• **Written request**:
Which lines hold the word "text"? Copy each of them from the material.

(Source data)
▼
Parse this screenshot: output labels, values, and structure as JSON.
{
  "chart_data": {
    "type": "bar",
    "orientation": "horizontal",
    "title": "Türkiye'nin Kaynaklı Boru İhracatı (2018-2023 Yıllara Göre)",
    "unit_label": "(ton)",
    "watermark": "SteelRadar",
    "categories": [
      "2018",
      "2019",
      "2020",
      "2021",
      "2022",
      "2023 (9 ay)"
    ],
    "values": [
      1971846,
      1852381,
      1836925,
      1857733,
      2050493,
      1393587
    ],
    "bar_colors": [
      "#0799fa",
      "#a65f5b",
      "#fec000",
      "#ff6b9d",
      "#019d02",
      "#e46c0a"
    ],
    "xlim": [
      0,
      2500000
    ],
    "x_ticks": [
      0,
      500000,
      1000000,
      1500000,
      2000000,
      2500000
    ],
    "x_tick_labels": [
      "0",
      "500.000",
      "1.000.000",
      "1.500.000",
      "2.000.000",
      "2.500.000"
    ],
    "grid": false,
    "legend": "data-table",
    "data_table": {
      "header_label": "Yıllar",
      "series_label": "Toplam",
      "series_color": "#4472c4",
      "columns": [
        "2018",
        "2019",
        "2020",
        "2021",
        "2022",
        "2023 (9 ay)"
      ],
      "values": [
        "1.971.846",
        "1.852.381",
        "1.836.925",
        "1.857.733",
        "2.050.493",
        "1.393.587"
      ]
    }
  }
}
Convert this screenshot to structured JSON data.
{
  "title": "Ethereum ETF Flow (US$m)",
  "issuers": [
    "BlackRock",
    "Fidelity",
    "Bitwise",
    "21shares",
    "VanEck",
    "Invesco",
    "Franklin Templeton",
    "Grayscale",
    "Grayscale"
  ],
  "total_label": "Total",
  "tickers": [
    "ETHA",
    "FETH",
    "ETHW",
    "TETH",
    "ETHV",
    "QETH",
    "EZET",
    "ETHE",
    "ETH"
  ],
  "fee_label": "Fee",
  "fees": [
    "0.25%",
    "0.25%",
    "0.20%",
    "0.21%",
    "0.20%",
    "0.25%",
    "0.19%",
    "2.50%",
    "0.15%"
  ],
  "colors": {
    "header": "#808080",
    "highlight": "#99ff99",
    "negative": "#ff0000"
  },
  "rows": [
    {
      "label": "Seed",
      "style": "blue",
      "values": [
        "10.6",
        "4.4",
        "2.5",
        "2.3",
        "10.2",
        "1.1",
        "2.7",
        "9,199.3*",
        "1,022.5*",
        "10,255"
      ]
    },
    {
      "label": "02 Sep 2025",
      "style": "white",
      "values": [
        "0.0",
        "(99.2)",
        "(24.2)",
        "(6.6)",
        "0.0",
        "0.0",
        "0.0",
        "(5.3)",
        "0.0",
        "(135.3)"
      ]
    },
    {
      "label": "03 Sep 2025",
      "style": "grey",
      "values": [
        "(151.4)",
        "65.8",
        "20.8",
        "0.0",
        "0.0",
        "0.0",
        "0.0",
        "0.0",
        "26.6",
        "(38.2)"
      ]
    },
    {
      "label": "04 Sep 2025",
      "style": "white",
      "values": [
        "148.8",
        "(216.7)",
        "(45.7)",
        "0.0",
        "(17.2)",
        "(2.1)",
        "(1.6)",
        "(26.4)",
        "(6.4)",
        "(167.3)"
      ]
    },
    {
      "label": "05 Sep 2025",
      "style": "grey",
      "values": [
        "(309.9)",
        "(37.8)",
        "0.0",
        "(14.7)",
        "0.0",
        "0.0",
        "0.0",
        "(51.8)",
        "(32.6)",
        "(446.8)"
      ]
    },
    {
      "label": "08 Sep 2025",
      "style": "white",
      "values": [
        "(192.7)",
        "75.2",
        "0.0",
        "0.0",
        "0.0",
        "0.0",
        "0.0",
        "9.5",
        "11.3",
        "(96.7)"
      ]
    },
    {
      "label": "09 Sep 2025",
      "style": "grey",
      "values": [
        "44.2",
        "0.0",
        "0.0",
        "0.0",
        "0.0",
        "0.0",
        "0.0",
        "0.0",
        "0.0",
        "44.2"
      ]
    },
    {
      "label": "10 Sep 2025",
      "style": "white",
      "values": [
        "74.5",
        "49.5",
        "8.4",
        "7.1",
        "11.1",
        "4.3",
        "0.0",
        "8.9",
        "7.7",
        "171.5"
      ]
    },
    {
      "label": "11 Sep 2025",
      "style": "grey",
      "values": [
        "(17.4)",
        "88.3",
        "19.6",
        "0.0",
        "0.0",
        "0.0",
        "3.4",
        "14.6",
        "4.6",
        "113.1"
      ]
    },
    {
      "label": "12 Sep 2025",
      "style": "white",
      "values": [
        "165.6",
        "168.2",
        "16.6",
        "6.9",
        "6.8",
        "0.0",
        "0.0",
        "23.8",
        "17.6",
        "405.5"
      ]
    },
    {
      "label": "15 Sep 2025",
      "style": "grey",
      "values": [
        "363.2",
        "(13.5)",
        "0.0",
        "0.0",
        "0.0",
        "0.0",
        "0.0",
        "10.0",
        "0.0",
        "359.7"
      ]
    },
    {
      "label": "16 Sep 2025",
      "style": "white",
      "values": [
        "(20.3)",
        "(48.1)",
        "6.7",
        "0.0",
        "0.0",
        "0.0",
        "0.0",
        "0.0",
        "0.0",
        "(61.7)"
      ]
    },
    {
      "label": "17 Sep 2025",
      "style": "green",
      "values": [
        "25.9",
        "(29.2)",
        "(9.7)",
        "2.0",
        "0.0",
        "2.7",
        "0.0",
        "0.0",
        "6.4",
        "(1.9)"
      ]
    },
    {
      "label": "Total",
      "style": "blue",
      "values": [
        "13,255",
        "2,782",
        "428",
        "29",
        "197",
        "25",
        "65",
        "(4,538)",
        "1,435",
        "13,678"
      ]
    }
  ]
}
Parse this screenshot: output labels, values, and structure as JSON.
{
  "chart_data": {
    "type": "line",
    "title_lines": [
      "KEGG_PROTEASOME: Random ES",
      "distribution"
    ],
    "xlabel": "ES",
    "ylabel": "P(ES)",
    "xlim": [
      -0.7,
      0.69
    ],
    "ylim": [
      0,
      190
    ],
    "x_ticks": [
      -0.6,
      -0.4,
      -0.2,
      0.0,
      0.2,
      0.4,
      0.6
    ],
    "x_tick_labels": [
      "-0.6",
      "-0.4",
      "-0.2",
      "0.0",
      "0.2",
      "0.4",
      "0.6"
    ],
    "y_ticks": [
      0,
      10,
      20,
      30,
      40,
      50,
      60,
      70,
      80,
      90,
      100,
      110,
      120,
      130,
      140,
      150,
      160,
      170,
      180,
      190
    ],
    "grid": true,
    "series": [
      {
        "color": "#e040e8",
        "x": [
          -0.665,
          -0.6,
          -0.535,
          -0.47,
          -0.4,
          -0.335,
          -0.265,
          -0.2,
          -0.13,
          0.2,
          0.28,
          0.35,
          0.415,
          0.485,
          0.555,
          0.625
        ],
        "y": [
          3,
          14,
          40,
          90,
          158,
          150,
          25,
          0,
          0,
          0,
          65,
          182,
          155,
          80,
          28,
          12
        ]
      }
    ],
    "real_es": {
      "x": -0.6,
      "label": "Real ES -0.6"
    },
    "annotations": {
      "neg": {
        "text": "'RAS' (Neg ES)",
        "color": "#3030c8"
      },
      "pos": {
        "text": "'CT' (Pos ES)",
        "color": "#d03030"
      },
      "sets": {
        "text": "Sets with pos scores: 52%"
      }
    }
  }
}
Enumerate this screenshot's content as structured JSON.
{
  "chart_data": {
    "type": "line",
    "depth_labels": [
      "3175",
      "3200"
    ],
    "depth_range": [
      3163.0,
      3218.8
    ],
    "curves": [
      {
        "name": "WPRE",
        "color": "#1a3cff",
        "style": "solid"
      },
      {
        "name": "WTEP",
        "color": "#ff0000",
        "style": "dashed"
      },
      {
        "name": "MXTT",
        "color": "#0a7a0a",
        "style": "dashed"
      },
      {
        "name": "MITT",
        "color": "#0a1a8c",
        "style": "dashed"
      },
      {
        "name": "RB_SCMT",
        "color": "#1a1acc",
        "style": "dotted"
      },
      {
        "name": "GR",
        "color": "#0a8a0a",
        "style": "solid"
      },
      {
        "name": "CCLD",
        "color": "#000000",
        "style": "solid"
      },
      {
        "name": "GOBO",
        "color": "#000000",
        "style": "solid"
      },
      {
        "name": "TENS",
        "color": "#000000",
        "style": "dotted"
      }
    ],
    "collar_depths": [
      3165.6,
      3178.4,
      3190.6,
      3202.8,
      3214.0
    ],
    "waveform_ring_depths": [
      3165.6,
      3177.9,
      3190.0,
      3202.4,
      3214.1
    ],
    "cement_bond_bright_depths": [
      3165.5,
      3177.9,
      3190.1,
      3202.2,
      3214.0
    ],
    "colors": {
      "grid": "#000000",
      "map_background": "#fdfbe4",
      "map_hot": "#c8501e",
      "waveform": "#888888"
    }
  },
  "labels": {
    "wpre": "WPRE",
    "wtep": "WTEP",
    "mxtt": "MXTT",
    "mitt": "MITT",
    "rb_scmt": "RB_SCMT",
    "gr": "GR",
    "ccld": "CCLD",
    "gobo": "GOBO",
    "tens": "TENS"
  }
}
▲
• **The result**:
        "text": "'RAS' (Neg ES)",
        "text": "'CT' (Pos ES)",
        "text": "Sets with pos scores: 52%"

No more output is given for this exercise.